── The data ──

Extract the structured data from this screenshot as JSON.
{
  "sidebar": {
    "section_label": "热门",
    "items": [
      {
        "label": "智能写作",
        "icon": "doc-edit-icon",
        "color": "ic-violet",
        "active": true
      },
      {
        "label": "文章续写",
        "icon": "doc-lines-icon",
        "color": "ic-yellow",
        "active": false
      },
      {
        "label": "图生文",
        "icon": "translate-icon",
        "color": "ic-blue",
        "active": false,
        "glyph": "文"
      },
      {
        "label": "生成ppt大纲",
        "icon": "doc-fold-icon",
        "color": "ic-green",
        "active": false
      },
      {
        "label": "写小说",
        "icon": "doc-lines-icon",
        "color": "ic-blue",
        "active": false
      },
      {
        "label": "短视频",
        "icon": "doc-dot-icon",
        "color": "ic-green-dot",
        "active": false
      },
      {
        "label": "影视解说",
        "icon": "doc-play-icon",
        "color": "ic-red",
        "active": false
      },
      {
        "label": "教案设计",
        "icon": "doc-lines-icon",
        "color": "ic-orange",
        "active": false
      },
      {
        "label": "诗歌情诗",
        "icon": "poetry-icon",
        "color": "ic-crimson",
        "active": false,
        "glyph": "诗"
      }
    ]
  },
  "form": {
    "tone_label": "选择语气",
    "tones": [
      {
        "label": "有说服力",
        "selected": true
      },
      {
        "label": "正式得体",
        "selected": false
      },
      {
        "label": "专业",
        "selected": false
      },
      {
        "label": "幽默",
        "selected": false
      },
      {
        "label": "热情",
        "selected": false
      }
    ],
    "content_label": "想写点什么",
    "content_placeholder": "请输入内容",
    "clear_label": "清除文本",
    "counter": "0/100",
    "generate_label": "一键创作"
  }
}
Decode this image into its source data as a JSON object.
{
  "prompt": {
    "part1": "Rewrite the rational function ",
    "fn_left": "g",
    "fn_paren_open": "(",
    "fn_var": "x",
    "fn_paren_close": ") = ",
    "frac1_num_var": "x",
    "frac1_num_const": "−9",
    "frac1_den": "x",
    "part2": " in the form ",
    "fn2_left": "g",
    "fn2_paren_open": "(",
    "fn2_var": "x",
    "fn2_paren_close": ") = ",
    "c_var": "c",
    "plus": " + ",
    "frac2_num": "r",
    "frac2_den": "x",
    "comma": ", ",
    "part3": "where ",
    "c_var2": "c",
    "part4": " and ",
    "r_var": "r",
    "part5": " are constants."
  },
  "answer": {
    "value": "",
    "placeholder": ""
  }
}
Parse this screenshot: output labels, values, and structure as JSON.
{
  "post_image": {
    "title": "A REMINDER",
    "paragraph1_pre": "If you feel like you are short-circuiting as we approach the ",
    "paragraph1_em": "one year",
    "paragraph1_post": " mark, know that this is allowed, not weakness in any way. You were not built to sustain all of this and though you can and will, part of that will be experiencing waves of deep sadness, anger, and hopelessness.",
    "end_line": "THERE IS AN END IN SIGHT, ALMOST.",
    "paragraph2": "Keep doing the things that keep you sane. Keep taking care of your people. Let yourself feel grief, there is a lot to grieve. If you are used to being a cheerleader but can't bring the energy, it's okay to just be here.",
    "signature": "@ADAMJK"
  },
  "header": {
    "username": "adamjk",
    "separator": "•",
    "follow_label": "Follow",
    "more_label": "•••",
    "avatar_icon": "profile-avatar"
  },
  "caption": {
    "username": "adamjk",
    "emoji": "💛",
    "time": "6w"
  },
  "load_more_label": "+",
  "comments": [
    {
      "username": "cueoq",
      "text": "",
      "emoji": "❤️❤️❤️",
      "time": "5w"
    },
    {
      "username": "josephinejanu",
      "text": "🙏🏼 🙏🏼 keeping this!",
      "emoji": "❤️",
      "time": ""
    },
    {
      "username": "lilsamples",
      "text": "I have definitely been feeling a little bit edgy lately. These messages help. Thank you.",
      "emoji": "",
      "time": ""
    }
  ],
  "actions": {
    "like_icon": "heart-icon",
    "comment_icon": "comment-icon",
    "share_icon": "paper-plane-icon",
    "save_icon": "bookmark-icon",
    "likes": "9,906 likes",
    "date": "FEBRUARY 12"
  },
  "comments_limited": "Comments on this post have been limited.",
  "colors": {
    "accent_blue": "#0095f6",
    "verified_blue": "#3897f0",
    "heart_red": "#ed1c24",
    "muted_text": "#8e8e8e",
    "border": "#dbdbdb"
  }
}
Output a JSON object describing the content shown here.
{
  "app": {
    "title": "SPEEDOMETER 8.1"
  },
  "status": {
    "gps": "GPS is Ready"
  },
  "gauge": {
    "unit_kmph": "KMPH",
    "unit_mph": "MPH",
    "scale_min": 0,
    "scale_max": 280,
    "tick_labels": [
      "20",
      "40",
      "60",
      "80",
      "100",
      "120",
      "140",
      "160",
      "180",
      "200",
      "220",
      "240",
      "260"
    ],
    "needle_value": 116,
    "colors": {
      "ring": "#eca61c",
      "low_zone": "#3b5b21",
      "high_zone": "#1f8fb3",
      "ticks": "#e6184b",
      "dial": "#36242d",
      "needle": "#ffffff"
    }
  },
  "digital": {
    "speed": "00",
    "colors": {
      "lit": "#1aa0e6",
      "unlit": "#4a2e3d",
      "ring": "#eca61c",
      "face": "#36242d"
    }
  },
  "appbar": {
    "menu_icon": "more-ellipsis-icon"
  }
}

───

> _Problem to work on_
Give the number of lines in the records above that contain the word "this". Reply with that number alone.

> _Solved problem_
6